Provided information:
—————
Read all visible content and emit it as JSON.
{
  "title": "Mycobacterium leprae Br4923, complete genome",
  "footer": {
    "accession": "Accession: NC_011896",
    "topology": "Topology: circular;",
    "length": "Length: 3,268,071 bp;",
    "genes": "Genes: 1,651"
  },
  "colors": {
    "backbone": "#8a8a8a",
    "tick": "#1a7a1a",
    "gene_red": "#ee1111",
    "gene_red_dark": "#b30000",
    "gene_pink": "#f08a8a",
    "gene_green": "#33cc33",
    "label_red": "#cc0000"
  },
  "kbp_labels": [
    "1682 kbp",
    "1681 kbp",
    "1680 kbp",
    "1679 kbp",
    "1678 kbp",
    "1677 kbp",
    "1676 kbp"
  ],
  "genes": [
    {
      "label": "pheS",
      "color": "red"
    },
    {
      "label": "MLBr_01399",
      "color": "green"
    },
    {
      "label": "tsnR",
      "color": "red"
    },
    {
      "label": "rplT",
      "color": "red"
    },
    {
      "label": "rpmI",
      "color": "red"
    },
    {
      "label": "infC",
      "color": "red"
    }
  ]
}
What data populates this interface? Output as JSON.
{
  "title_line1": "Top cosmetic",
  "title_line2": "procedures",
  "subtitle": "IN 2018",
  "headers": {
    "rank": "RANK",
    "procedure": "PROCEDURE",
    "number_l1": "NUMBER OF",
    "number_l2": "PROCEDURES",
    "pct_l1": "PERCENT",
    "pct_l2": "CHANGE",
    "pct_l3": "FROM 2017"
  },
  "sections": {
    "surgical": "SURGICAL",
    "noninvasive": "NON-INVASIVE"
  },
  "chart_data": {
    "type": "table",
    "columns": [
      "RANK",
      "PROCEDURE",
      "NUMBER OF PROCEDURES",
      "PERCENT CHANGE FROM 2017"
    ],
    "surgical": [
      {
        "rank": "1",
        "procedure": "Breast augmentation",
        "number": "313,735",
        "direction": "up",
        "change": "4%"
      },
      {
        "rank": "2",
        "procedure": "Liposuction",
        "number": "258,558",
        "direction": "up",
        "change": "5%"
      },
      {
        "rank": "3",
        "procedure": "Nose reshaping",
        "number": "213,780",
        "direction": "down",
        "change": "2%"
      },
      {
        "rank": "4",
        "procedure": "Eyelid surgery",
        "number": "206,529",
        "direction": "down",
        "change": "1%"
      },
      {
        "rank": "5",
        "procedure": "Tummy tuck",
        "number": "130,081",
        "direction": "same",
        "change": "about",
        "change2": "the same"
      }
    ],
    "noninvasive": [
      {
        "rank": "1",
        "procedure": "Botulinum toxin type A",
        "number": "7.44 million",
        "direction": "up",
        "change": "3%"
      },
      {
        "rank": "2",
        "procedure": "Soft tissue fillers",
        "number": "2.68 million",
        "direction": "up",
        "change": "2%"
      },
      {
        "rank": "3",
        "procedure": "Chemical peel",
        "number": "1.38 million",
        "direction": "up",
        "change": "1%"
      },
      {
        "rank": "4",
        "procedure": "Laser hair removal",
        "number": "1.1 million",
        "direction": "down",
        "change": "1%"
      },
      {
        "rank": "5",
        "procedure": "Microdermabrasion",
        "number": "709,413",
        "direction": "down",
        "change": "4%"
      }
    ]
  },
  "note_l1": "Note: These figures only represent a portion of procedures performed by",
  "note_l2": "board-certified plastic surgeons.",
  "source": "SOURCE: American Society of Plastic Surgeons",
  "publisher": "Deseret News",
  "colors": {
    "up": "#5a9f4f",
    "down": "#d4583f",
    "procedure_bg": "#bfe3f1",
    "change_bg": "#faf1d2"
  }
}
—————
Exercise description:
Repeat, word for word, all the lines above.

Output below:
Read all visible content and emit it as JSON.
{
  "title": "Mycobacterium leprae Br4923, complete genome",
  "footer": {
    "accession": "Accession: NC_011896",
    "topology": "Topology: circular;",
    "length": "Length: 3,268,071 bp;",
    "genes": "Genes: 1,651"
  },
  "colors": {
    "backbone": "#8a8a8a",
    "tick": "#1a7a1a",
    "gene_red": "#ee1111",
    "gene_red_dark": "#b30000",
    "gene_pink": "#f08a8a",
    "gene_green": "#33cc33",
    "label_red": "#cc0000"
  },
  "kbp_labels": [
    "1682 kbp",
    "1681 kbp",
    "1680 kbp",
    "1679 kbp",
    "1678 kbp",
    "1677 kbp",
    "1676 kbp"
  ],
  "genes": [
    {
      "label": "pheS",
      "color": "red"
    },
    {
      "label": "MLBr_01399",
      "color": "green"
    },
    {
      "label": "tsnR",
      "color": "red"
    },
    {
      "label": "rplT",
      "color": "red"
    },
    {
      "label": "rpmI",
      "color": "red"
    },
    {
      "label": "infC",
      "color": "red"
    }
  ]
}
What data populates this interface? Output as JSON.
{
  "title_line1": "Top cosmetic",
  "title_line2": "procedures",
  "subtitle": "IN 2018",
  "headers": {
    "rank": "RANK",
    "procedure": "PROCEDURE",
    "number_l1": "NUMBER OF",
    "number_l2": "PROCEDURES",
    "pct_l1": "PERCENT",
    "pct_l2": "CHANGE",
    "pct_l3": "FROM 2017"
  },
  "sections": {
    "surgical": "SURGICAL",
    "noninvasive": "NON-INVASIVE"
  },
  "chart_data": {
    "type": "table",
    "columns": [
      "RANK",
      "PROCEDURE",
      "NUMBER OF PROCEDURES",
      "PERCENT CHANGE FROM 2017"
    ],
    "surgical": [
      {
        "rank": "1",
        "procedure": "Breast augmentation",
        "number": "313,735",
        "direction": "up",
        "change": "4%"
      },
      {
        "rank": "2",
        "procedure": "Liposuction",
        "number": "258,558",
        "direction": "up",
        "change": "5%"
      },
      {
        "rank": "3",
        "procedure": "Nose reshaping",
        "number": "213,780",
        "direction": "down",
        "change": "2%"
      },
      {
        "rank": "4",
        "procedure": "Eyelid surgery",
        "number": "206,529",
        "direction": "down",
        "change": "1%"
      },
      {
        "rank": "5",
        "procedure": "Tummy tuck",
        "number": "130,081",
        "direction": "same",
        "change": "about",
        "change2": "the same"
      }
    ],
    "noninvasive": [
      {
        "rank": "1",
        "procedure": "Botulinum toxin type A",
        "number": "7.44 million",
        "direction": "up",
        "change": "3%"
      },
      {
        "rank": "2",
        "procedure": "Soft tissue fillers",
        "number": "2.68 million",
        "direction": "up",
        "change": "2%"
      },
      {
        "rank": "3",
        "procedure": "Chemical peel",
        "number": "1.38 million",
        "direction": "up",
        "change": "1%"
      },
      {
        "rank": "4",
        "procedure": "Laser hair removal",
        "number": "1.1 million",
        "direction": "down",
        "change": "1%"
      },
      {
        "rank": "5",
        "procedure": "Microdermabrasion",
        "number": "709,413",
        "direction": "down",
        "change": "4%"
      }
    ]
  },
  "note_l1": "Note: These figures only represent a portion of procedures performed by",
  "note_l2": "board-certified plastic surgeons.",
  "source": "SOURCE: American Society of Plastic Surgeons",
  "publisher": "Deseret News",
  "colors": {
    "up": "#5a9f4f",
    "down": "#d4583f",
    "procedure_bg": "#bfe3f1",
    "change_bg": "#faf1d2"
  }
}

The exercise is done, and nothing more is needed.